= Required task =
Copy out the listing that follows, exact in every word, and skip the images.

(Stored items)
..............................

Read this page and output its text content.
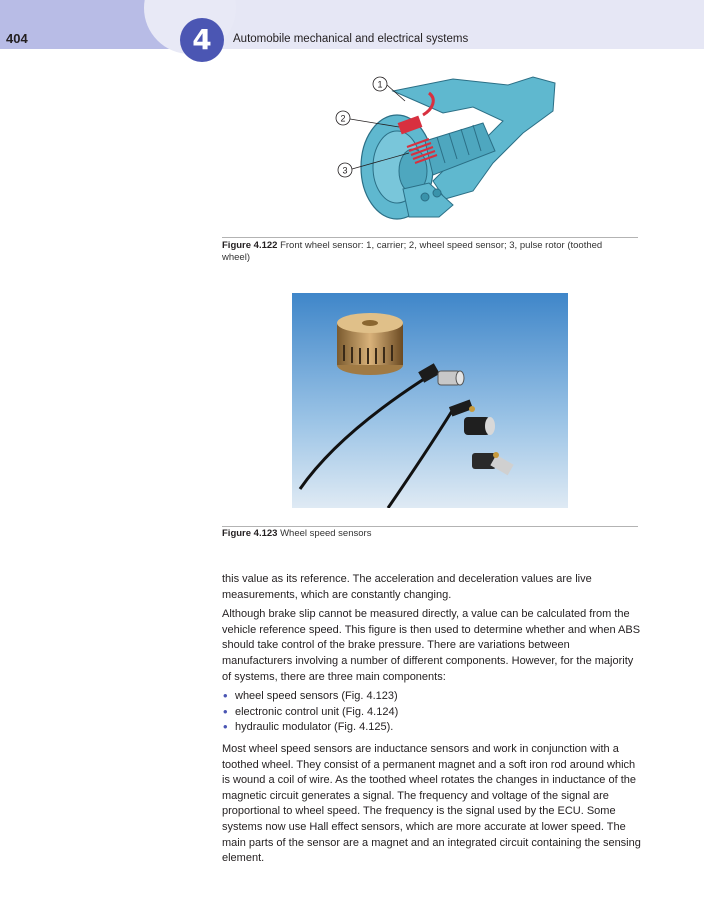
404	4	Automobile mechanical and electrical systems
1
2
3
Figure 4.122 Front wheel sensor: 1, carrier; 2, wheel speed sensor; 3, pulse rotor (toothed wheel)
Figure 4.123 Wheel speed sensors

this value as its reference. The acceleration and deceleration values are live measurements, which are constantly changing.

Although brake slip cannot be measured directly, a value can be calculated from the vehicle reference speed. This figure is then used to determine whether and when ABS should take control of the brake pressure. There are variations between manufacturers involving a number of different components. However, for the majority of systems, there are three main components:

• wheel speed sensors (Fig. 4.123)
• electronic control unit (Fig. 4.124)
• hydraulic modulator (Fig. 4.125).

Most wheel speed sensors are inductance sensors and work in conjunction with a toothed wheel. They consist of a permanent magnet and a soft iron rod around which is wound a coil of wire. As the toothed wheel rotates the changes in inductance of the magnetic circuit generates a signal. The frequency and voltage of the signal are proportional to wheel speed. The frequency is the signal used by the ECU. Some systems now use Hall effect sensors, which are more accurate at lower speed. The main parts of the sensor are a magnet and an integrated circuit containing the sensing element.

..............................

= Exercise solution =
Read this page and output its text content.
404	4	Automobile mechanical and electrical systems
1
2
3
Figure 4.122 Front wheel sensor: 1, carrier; 2, wheel speed sensor; 3, pulse rotor (toothed wheel)
Figure 4.123 Wheel speed sensors

this value as its reference. The acceleration and deceleration values are live measurements, which are constantly changing.

Although brake slip cannot be measured directly, a value can be calculated from the vehicle reference speed. This figure is then used to determine whether and when ABS should take control of the brake pressure. There are variations between manufacturers involving a number of different components. However, for the majority of systems, there are three main components:

• wheel speed sensors (Fig. 4.123)
• electronic control unit (Fig. 4.124)
• hydraulic modulator (Fig. 4.125).

Most wheel speed sensors are inductance sensors and work in conjunction with a toothed wheel. They consist of a permanent magnet and a soft iron rod around which is wound a coil of wire. As the toothed wheel rotates the changes in inductance of the magnetic circuit generates a signal. The frequency and voltage of the signal are proportional to wheel speed. The frequency is the signal used by the ECU. Some systems now use Hall effect sensors, which are more accurate at lower speed. The main parts of the sensor are a magnet and an integrated circuit containing the sensing element.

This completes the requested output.